_GOAL OF THE EXERCISE_
Each entry below must be repeated exactly, with pictures left out.
━━━━━ DATA SECTION
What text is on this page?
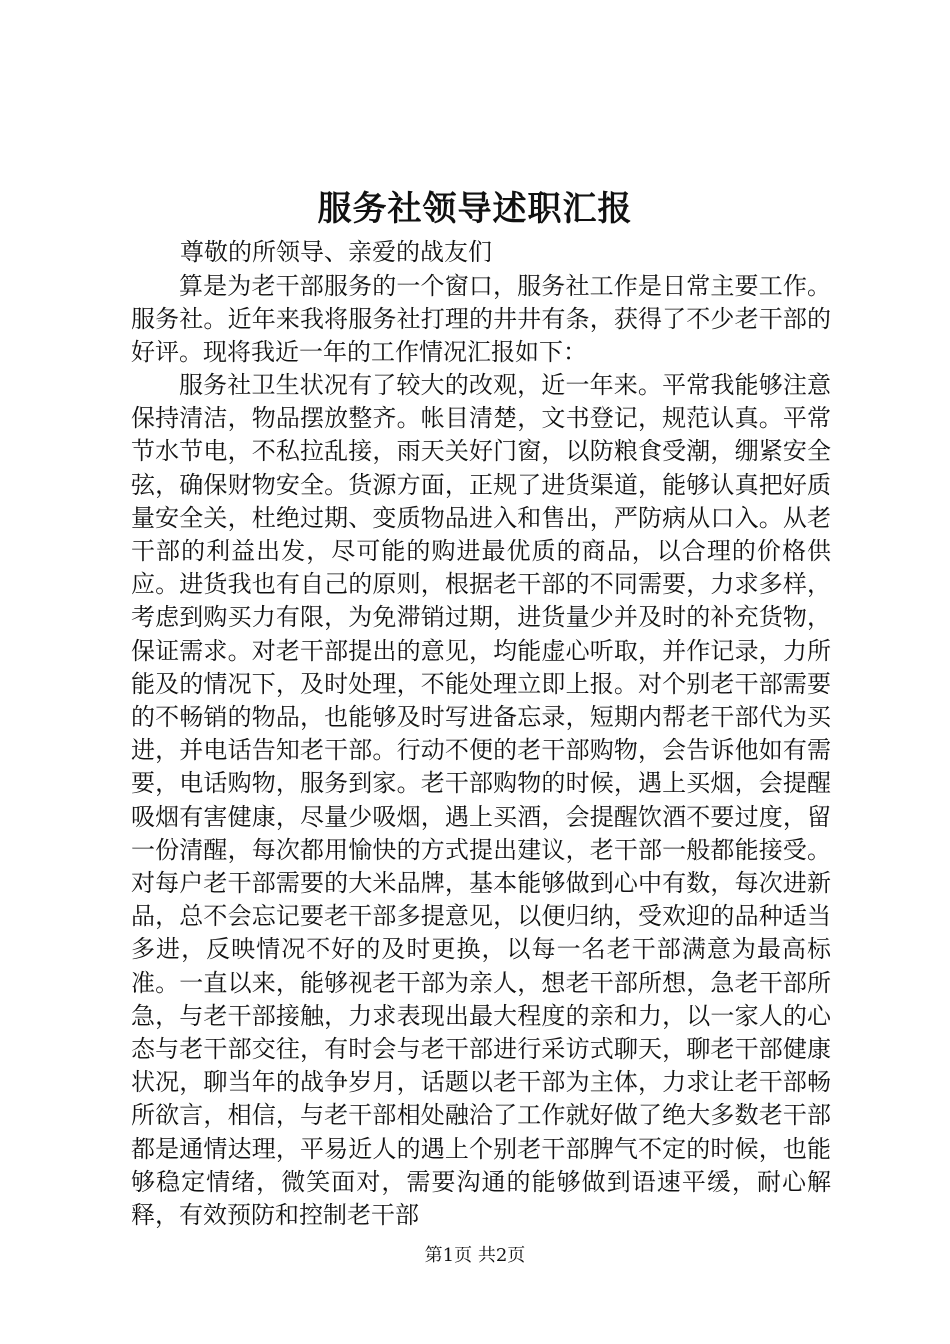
服务社领导述职汇报
尊敬的所领导、亲爱的战友们

算是为老干部服务的一个窗口，服务社工作是日常主要工作。服务社。近年来我将服务社打理的井井有条，获得了不少老干部的好评。现将我近一年的工作情况汇报如下：

服务社卫生状况有了较大的改观，近一年来。平常我能够注意保持清洁，物品摆放整齐。帐目清楚，文书登记，规范认真。平常节水节电，不私拉乱接，雨天关好门窗，以防粮食受潮，绷紧安全弦，确保财物安全。货源方面，正规了进货渠道，能够认真把好质量安全关，杜绝过期、变质物品进入和售出，严防病从口入。从老干部的利益出发，尽可能的购进最优质的商品，以合理的价格供应。进货我也有自己的原则，根据老干部的不同需要，力求多样，考虑到购买力有限，为免滞销过期，进货量少并及时的补充货物，保证需求。对老干部提出的意见，均能虚心听取，并作记录，力所能及的情况下，及时处理，不能处理立即上报。对个别老干部需要的不畅销的物品，也能够及时写进备忘录，短期内帮老干部代为买进，并电话告知老干部。行动不便的老干部购物，会告诉他如有需要，电话购物，服务到家。老干部购物的时候，遇上买烟，会提醒吸烟有害健康，尽量少吸烟，遇上买酒，会提醒饮酒不要过度，留一份清醒，每次都用愉快的方式提出建议，老干部一般都能接受。对每户老干部需要的大米品牌，基本能够做到心中有数，每次进新品，总不会忘记要老干部多提意见，以便归纳，受欢迎的品种适当多进，反映情况不好的及时更换，以每一名老干部满意为最高标准。一直以来，能够视老干部为亲人，想老干部所想，急老干部所急，与老干部接触，力求表现出最大程度的亲和力，以一家人的心态与老干部交往，有时会与老干部进行采访式聊天，聊老干部健康状况，聊当年的战争岁月，话题以老干部为主体，力求让老干部畅所欲言，相信，与老干部相处融洽了工作就好做了绝大多数老干部都是通情达理，平易近人的遇上个别老干部脾气不定的时候，也能够稳定情绪，微笑面对，需要沟通的能够做到语速平缓，耐心解释，有效预防和控制老干部

第1页 共2页
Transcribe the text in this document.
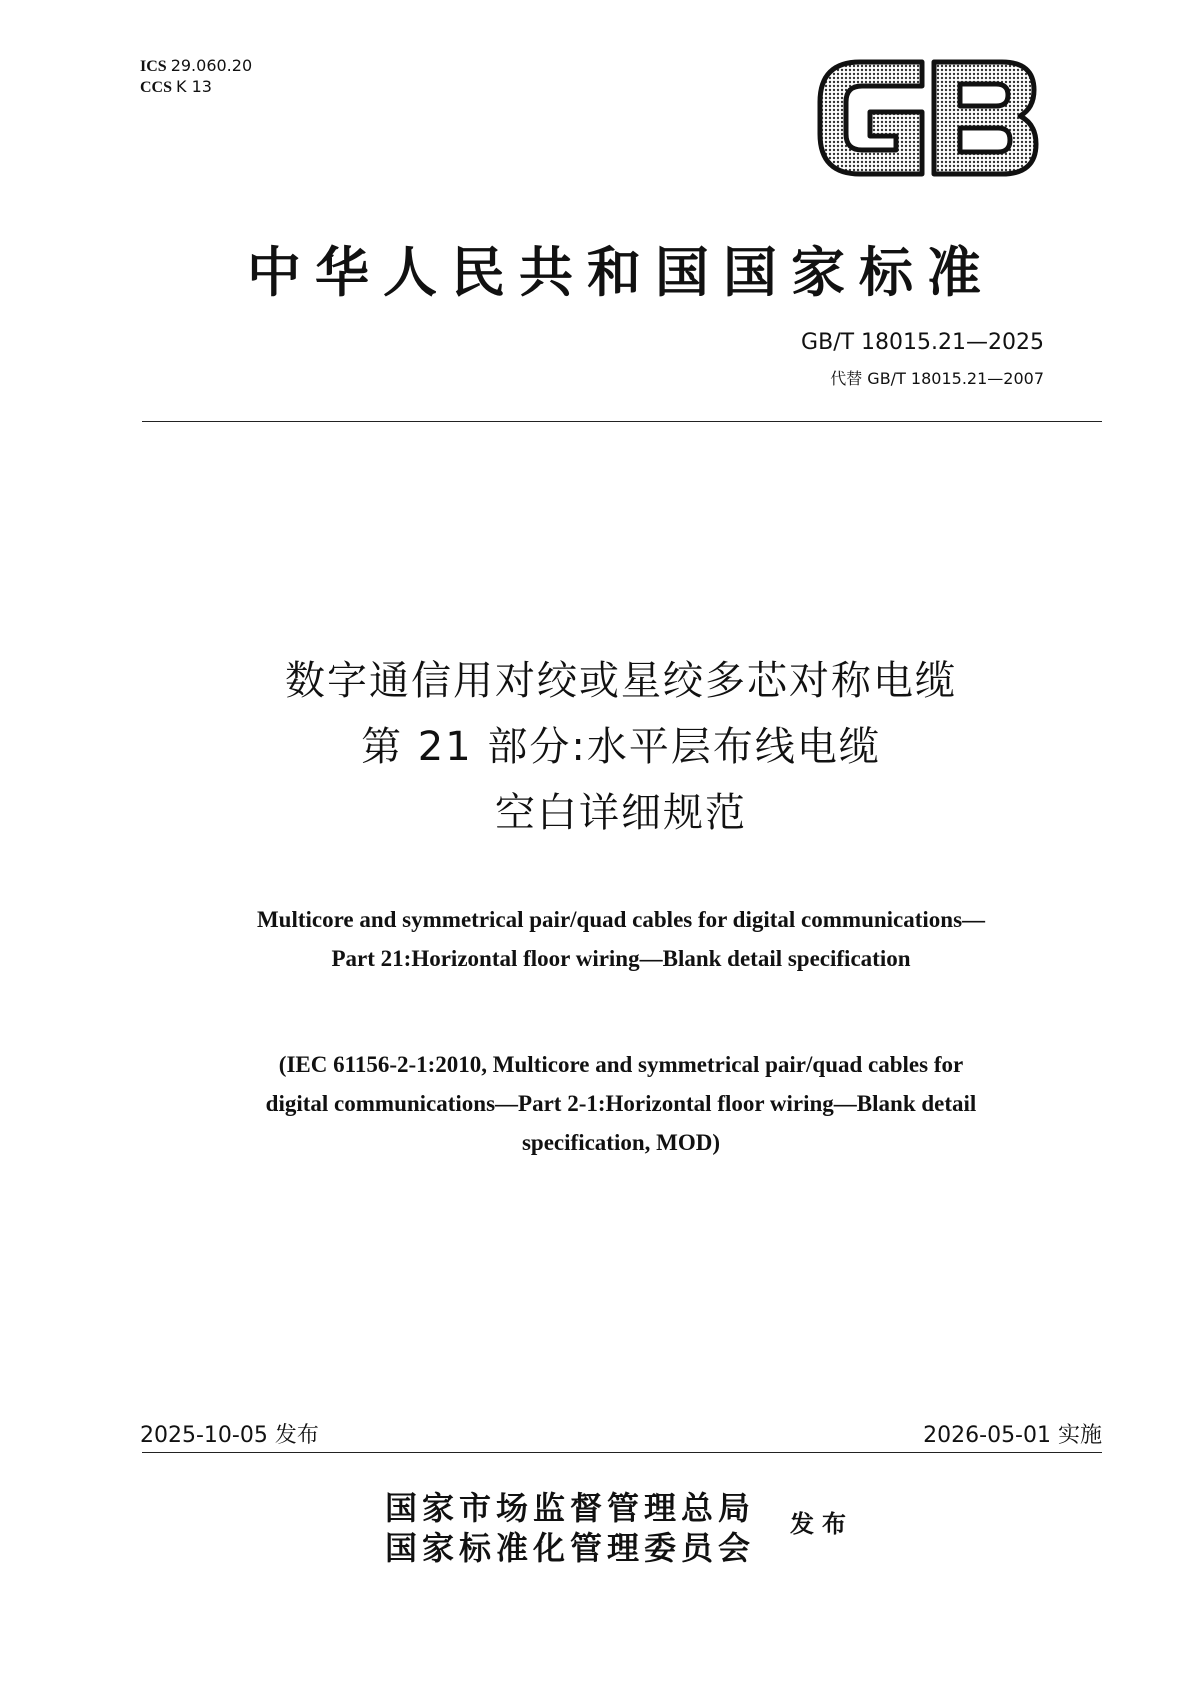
ICS 29.060.20
CCS K 13
中华人民共和国国家标准
GB/T 18015.21—2025
代替 GB/T 18015.21—2007
数字通信用对绞或星绞多芯对称电缆
第 21 部分:水平层布线电缆
空白详细规范
Multicore and symmetrical pair/quad cables for digital communications—
Part 21:Horizontal floor wiring—Blank detail specification
(IEC 61156-2-1:2010, Multicore and symmetrical pair/quad cables for
digital communications—Part 2-1:Horizontal floor wiring—Blank detail
specification, MOD)
2025-10-05 发布	2026-05-01 实施
国家市场监督管理总局
国家标准化管理委员会
发布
━━━━━━━━━━
_TASK ANSWER_
What text is on this page?
服务社领导述职汇报
尊敬的所领导、亲爱的战友们

算是为老干部服务的一个窗口，服务社工作是日常主要工作。服务社。近年来我将服务社打理的井井有条，获得了不少老干部的好评。现将我近一年的工作情况汇报如下：

服务社卫生状况有了较大的改观，近一年来。平常我能够注意保持清洁，物品摆放整齐。帐目清楚，文书登记，规范认真。平常节水节电，不私拉乱接，雨天关好门窗，以防粮食受潮，绷紧安全弦，确保财物安全。货源方面，正规了进货渠道，能够认真把好质量安全关，杜绝过期、变质物品进入和售出，严防病从口入。从老干部的利益出发，尽可能的购进最优质的商品，以合理的价格供应。进货我也有自己的原则，根据老干部的不同需要，力求多样，考虑到购买力有限，为免滞销过期，进货量少并及时的补充货物，保证需求。对老干部提出的意见，均能虚心听取，并作记录，力所能及的情况下，及时处理，不能处理立即上报。对个别老干部需要的不畅销的物品，也能够及时写进备忘录，短期内帮老干部代为买进，并电话告知老干部。行动不便的老干部购物，会告诉他如有需要，电话购物，服务到家。老干部购物的时候，遇上买烟，会提醒吸烟有害健康，尽量少吸烟，遇上买酒，会提醒饮酒不要过度，留一份清醒，每次都用愉快的方式提出建议，老干部一般都能接受。对每户老干部需要的大米品牌，基本能够做到心中有数，每次进新品，总不会忘记要老干部多提意见，以便归纳，受欢迎的品种适当多进，反映情况不好的及时更换，以每一名老干部满意为最高标准。一直以来，能够视老干部为亲人，想老干部所想，急老干部所急，与老干部接触，力求表现出最大程度的亲和力，以一家人的心态与老干部交往，有时会与老干部进行采访式聊天，聊老干部健康状况，聊当年的战争岁月，话题以老干部为主体，力求让老干部畅所欲言，相信，与老干部相处融洽了工作就好做了绝大多数老干部都是通情达理，平易近人的遇上个别老干部脾气不定的时候，也能够稳定情绪，微笑面对，需要沟通的能够做到语速平缓，耐心解释，有效预防和控制老干部

第1页 共2页
Transcribe the text in this document.
ICS 29.060.20
CCS K 13
中华人民共和国国家标准
GB/T 18015.21—2025
代替 GB/T 18015.21—2007
数字通信用对绞或星绞多芯对称电缆
第 21 部分:水平层布线电缆
空白详细规范
Multicore and symmetrical pair/quad cables for digital communications—
Part 21:Horizontal floor wiring—Blank detail specification
(IEC 61156-2-1:2010, Multicore and symmetrical pair/quad cables for
digital communications—Part 2-1:Horizontal floor wiring—Blank detail
specification, MOD)
2025-10-05 发布	2026-05-01 实施
国家市场监督管理总局
国家标准化管理委员会
发布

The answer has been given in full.